= Beginning of Section =

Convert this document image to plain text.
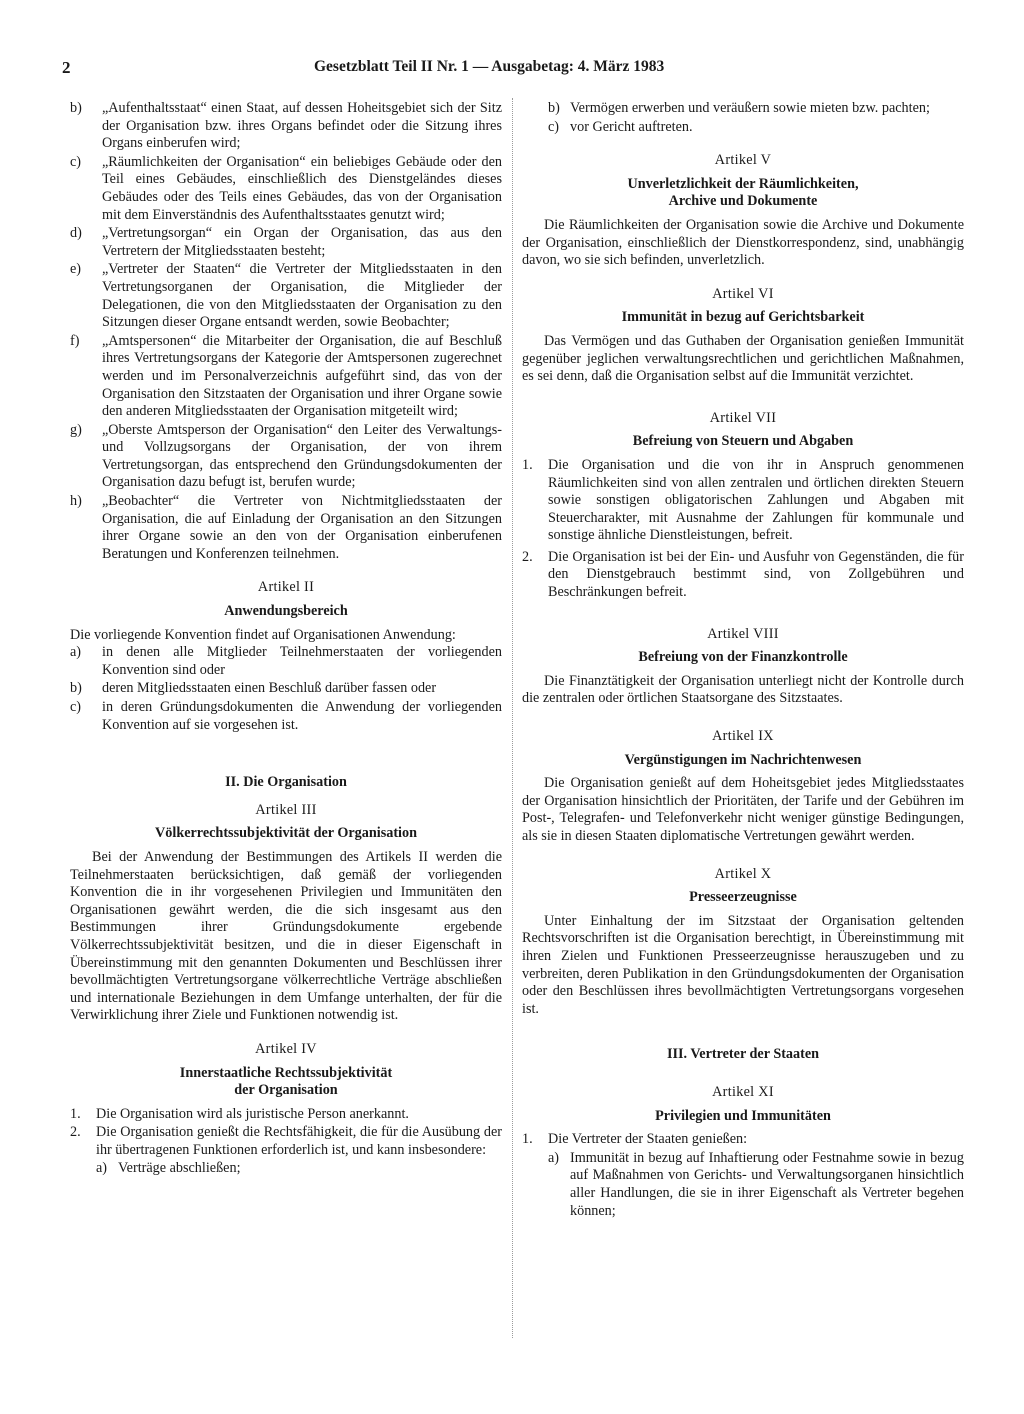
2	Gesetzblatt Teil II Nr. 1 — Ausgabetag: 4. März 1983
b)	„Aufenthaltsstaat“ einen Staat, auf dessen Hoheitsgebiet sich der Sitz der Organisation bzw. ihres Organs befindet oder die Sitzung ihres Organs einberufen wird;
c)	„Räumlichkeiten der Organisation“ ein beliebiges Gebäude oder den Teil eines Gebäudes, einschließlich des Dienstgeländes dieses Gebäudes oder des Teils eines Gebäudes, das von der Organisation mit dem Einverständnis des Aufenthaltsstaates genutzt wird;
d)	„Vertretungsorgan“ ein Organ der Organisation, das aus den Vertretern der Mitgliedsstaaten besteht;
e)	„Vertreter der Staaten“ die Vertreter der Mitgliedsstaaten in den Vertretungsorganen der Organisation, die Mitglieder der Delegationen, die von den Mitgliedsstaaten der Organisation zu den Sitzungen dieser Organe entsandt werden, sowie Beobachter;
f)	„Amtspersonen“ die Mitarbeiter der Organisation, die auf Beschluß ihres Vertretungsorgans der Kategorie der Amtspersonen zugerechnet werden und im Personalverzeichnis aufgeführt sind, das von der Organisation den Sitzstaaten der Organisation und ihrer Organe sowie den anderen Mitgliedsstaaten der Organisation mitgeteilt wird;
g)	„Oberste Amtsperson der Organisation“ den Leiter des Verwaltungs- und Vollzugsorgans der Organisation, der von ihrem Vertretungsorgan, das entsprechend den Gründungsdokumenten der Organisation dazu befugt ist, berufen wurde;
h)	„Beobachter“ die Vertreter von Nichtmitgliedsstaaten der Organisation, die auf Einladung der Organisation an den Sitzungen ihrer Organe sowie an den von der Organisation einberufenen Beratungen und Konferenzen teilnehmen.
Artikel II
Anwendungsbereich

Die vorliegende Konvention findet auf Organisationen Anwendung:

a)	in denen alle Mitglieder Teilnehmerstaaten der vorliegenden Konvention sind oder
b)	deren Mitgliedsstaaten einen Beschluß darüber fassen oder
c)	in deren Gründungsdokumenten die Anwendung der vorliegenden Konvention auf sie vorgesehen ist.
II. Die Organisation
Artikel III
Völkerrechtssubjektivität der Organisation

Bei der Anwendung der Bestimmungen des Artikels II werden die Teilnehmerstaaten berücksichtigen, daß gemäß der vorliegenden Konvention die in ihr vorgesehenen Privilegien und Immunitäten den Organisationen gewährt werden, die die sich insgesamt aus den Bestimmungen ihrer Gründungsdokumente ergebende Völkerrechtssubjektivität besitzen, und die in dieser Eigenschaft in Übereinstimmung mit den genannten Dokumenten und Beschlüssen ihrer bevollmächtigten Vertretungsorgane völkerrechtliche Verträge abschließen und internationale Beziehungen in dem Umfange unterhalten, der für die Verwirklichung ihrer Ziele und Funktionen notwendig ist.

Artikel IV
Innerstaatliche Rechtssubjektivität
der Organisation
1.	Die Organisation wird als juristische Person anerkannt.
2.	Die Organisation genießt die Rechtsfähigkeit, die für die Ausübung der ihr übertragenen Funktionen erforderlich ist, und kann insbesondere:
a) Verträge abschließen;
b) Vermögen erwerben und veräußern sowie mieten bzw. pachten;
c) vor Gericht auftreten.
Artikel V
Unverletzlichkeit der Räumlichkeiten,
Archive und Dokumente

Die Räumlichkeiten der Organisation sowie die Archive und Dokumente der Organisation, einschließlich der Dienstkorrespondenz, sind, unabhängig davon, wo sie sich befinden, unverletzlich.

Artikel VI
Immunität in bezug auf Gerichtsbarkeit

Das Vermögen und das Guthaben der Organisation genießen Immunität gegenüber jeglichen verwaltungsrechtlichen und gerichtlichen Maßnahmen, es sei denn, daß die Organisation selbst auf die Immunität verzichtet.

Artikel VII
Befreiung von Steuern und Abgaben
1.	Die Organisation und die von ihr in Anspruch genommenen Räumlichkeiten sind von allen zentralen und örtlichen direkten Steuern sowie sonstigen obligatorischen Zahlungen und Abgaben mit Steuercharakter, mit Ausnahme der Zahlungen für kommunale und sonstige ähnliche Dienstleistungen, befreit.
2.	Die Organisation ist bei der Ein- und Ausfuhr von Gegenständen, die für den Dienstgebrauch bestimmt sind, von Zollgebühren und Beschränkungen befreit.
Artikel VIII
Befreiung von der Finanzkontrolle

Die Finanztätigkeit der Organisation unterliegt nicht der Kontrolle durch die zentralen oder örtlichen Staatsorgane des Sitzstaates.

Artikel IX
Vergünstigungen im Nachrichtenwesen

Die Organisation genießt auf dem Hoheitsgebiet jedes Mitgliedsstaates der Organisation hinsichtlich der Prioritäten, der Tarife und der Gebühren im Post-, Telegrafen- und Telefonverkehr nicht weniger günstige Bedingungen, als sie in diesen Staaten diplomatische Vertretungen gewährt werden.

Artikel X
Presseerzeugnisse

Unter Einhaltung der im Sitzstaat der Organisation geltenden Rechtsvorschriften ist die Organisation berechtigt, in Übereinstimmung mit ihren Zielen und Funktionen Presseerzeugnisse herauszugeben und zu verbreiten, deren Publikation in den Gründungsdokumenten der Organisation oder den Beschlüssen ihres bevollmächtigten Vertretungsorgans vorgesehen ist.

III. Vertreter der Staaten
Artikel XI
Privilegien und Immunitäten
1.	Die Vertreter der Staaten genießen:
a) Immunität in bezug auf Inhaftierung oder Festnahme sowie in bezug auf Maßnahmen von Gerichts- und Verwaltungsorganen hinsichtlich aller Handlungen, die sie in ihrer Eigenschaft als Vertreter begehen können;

= End of Section =
= Beginning of Section =

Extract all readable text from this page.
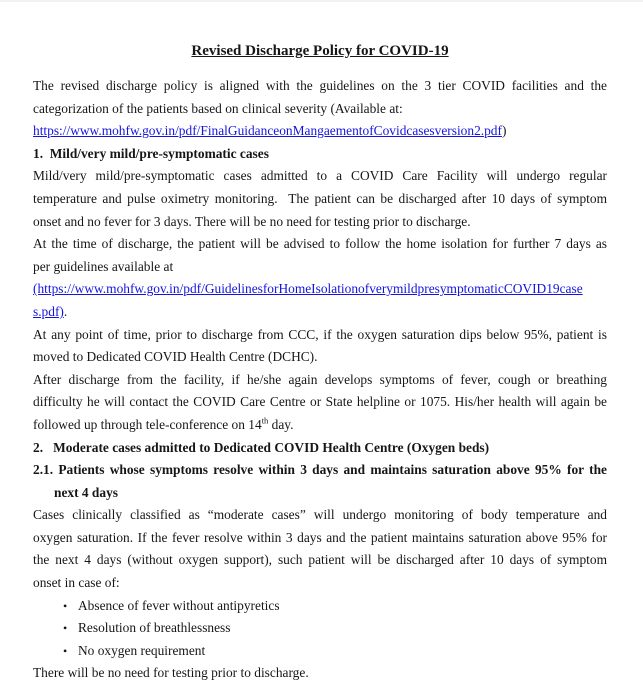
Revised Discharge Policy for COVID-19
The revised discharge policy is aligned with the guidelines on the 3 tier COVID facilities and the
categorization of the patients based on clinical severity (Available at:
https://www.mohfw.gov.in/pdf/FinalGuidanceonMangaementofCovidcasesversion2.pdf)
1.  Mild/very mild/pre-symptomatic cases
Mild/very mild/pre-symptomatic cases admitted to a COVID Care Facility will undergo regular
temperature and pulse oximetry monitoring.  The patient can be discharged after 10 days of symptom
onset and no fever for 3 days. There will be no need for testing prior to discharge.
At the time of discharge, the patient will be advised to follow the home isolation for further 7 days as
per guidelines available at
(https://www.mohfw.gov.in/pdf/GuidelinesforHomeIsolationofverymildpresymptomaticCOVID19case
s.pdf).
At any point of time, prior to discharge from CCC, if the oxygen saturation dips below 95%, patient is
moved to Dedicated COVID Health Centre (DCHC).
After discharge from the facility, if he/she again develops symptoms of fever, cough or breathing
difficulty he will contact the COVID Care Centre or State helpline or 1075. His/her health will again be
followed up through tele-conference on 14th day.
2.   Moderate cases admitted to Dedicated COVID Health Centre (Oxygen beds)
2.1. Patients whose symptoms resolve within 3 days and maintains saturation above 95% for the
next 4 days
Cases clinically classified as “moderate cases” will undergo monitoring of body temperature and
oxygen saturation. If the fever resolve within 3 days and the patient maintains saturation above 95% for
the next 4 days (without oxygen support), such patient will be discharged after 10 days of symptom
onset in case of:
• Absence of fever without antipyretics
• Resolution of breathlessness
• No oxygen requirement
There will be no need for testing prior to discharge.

= End of Section =
= Beginning of Section =

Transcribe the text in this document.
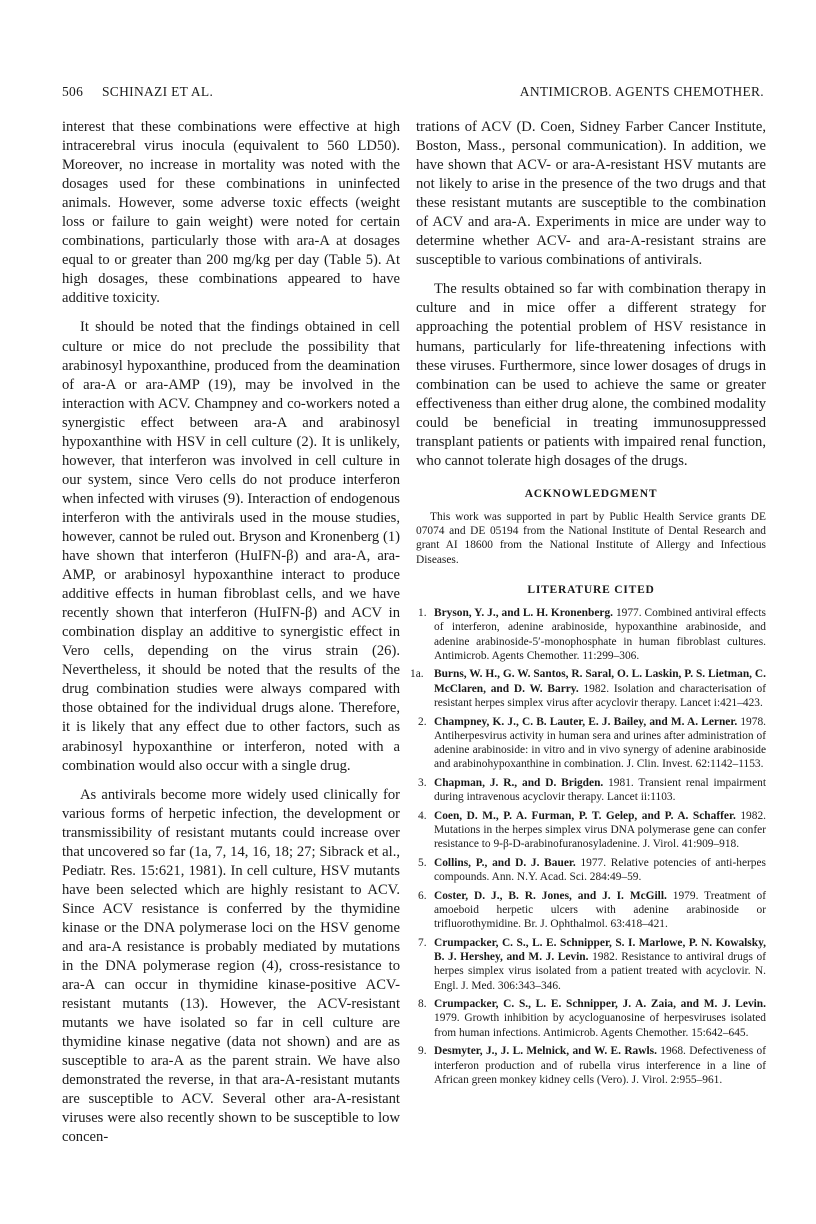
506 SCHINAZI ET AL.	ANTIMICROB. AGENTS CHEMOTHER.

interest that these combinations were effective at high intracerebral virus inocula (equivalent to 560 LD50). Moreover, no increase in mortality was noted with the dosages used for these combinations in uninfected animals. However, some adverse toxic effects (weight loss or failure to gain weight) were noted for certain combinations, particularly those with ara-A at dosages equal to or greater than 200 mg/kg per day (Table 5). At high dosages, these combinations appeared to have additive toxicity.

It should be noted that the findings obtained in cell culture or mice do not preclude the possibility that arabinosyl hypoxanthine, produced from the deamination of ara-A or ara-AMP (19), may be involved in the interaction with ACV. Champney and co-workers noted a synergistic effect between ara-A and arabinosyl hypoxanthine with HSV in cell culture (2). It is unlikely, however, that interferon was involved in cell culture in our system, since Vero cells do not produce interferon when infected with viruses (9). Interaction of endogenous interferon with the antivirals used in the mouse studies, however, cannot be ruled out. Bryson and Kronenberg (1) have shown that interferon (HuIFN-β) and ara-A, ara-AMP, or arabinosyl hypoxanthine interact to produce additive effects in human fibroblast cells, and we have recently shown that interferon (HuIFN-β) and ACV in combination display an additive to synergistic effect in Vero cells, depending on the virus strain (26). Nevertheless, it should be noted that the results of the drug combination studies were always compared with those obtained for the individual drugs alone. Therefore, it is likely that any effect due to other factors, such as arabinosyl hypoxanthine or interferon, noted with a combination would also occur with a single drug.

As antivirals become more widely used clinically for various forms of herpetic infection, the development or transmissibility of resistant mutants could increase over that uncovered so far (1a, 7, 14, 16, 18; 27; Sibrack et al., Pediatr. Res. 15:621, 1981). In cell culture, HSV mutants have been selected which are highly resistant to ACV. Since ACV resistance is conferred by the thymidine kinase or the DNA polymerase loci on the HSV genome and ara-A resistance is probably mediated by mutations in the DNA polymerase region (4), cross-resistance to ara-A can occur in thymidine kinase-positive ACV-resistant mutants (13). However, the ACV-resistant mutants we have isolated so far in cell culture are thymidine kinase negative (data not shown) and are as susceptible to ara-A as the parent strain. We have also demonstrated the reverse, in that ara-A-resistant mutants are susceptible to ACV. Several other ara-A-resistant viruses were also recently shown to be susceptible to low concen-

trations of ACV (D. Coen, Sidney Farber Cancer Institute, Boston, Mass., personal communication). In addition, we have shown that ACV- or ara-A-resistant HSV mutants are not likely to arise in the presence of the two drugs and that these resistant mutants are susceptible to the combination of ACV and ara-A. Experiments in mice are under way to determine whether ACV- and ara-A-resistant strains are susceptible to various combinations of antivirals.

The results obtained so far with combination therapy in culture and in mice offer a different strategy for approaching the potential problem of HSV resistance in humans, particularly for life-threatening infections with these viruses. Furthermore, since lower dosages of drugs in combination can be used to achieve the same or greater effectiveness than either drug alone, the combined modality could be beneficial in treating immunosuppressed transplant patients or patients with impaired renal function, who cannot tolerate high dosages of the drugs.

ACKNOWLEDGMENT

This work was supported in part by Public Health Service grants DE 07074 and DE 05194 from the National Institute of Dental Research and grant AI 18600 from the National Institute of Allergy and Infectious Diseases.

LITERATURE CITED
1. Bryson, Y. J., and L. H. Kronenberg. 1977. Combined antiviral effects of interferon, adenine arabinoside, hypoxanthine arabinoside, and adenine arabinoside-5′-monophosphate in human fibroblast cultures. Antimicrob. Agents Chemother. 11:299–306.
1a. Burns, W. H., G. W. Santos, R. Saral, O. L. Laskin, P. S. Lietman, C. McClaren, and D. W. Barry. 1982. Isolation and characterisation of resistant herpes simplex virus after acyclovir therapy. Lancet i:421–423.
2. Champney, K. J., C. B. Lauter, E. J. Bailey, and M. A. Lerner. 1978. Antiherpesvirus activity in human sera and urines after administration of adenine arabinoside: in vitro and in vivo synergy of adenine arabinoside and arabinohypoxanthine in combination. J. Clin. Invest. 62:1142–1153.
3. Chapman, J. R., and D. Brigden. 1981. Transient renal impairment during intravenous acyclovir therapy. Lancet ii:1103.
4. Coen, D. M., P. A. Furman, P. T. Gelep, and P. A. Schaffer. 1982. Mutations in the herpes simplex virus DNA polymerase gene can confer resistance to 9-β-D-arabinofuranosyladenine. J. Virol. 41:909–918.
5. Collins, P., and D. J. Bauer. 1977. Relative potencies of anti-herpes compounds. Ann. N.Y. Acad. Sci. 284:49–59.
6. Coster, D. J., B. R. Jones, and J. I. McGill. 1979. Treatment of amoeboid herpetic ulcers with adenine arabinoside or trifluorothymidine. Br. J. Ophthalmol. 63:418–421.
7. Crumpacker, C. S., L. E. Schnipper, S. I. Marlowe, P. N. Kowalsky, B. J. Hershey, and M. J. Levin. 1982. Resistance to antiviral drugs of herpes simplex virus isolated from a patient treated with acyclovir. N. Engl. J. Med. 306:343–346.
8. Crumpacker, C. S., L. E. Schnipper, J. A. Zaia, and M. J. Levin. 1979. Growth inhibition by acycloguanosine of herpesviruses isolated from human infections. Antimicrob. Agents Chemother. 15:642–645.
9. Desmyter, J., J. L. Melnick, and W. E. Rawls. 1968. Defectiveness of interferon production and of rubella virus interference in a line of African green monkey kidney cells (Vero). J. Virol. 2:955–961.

= End of Section =

Exercise: Provide the number of lines above that include the string "Befreiung", with no other words.

Exercise output: 2